─── Record extracts

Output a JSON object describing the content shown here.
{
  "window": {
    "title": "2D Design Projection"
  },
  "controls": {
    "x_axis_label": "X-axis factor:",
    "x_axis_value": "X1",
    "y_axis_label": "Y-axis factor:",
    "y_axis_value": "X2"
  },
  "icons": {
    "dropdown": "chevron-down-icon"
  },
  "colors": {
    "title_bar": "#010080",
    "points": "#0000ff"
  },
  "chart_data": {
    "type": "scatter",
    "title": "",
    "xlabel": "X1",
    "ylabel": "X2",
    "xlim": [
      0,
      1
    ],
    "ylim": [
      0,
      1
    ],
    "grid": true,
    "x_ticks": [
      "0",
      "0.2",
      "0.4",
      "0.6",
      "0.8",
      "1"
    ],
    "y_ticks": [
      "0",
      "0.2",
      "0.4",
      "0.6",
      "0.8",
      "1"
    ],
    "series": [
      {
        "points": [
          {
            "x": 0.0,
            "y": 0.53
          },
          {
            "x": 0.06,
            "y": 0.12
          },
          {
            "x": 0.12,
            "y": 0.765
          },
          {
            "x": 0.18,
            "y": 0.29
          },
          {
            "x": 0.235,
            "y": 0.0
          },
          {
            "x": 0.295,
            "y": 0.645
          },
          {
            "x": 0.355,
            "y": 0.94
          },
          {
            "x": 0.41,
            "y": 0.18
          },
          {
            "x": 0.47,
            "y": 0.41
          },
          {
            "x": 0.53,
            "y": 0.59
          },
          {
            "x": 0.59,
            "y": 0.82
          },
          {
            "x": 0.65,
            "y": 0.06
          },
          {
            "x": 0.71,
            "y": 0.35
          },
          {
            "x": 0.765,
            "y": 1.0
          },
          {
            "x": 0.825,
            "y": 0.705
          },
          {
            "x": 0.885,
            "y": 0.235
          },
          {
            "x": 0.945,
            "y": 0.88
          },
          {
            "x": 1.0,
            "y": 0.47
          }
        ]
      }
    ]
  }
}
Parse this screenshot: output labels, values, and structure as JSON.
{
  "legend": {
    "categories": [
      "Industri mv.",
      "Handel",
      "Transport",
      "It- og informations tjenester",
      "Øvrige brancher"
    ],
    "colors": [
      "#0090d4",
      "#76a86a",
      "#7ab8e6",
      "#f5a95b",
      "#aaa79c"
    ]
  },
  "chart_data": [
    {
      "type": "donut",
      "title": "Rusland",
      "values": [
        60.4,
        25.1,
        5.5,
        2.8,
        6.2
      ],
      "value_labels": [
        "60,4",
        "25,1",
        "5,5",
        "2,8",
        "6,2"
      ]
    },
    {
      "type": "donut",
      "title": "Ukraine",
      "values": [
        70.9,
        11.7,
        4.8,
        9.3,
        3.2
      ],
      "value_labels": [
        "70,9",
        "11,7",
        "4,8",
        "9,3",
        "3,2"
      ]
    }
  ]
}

──────

To be done.
Retype the listing. Match it exactly.

Exercise answer.
Output a JSON object describing the content shown here.
{
  "window": {
    "title": "2D Design Projection"
  },
  "controls": {
    "x_axis_label": "X-axis factor:",
    "x_axis_value": "X1",
    "y_axis_label": "Y-axis factor:",
    "y_axis_value": "X2"
  },
  "icons": {
    "dropdown": "chevron-down-icon"
  },
  "colors": {
    "title_bar": "#010080",
    "points": "#0000ff"
  },
  "chart_data": {
    "type": "scatter",
    "title": "",
    "xlabel": "X1",
    "ylabel": "X2",
    "xlim": [
      0,
      1
    ],
    "ylim": [
      0,
      1
    ],
    "grid": true,
    "x_ticks": [
      "0",
      "0.2",
      "0.4",
      "0.6",
      "0.8",
      "1"
    ],
    "y_ticks": [
      "0",
      "0.2",
      "0.4",
      "0.6",
      "0.8",
      "1"
    ],
    "series": [
      {
        "points": [
          {
            "x": 0.0,
            "y": 0.53
          },
          {
            "x": 0.06,
            "y": 0.12
          },
          {
            "x": 0.12,
            "y": 0.765
          },
          {
            "x": 0.18,
            "y": 0.29
          },
          {
            "x": 0.235,
            "y": 0.0
          },
          {
            "x": 0.295,
            "y": 0.645
          },
          {
            "x": 0.355,
            "y": 0.94
          },
          {
            "x": 0.41,
            "y": 0.18
          },
          {
            "x": 0.47,
            "y": 0.41
          },
          {
            "x": 0.53,
            "y": 0.59
          },
          {
            "x": 0.59,
            "y": 0.82
          },
          {
            "x": 0.65,
            "y": 0.06
          },
          {
            "x": 0.71,
            "y": 0.35
          },
          {
            "x": 0.765,
            "y": 1.0
          },
          {
            "x": 0.825,
            "y": 0.705
          },
          {
            "x": 0.885,
            "y": 0.235
          },
          {
            "x": 0.945,
            "y": 0.88
          },
          {
            "x": 1.0,
            "y": 0.47
          }
        ]
      }
    ]
  }
}
Parse this screenshot: output labels, values, and structure as JSON.
{
  "legend": {
    "categories": [
      "Industri mv.",
      "Handel",
      "Transport",
      "It- og informations tjenester",
      "Øvrige brancher"
    ],
    "colors": [
      "#0090d4",
      "#76a86a",
      "#7ab8e6",
      "#f5a95b",
      "#aaa79c"
    ]
  },
  "chart_data": [
    {
      "type": "donut",
      "title": "Rusland",
      "values": [
        60.4,
        25.1,
        5.5,
        2.8,
        6.2
      ],
      "value_labels": [
        "60,4",
        "25,1",
        "5,5",
        "2,8",
        "6,2"
      ]
    },
    {
      "type": "donut",
      "title": "Ukraine",
      "values": [
        70.9,
        11.7,
        4.8,
        9.3,
        3.2
      ],
      "value_labels": [
        "70,9",
        "11,7",
        "4,8",
        "9,3",
        "3,2"
      ]
    }
  ]
}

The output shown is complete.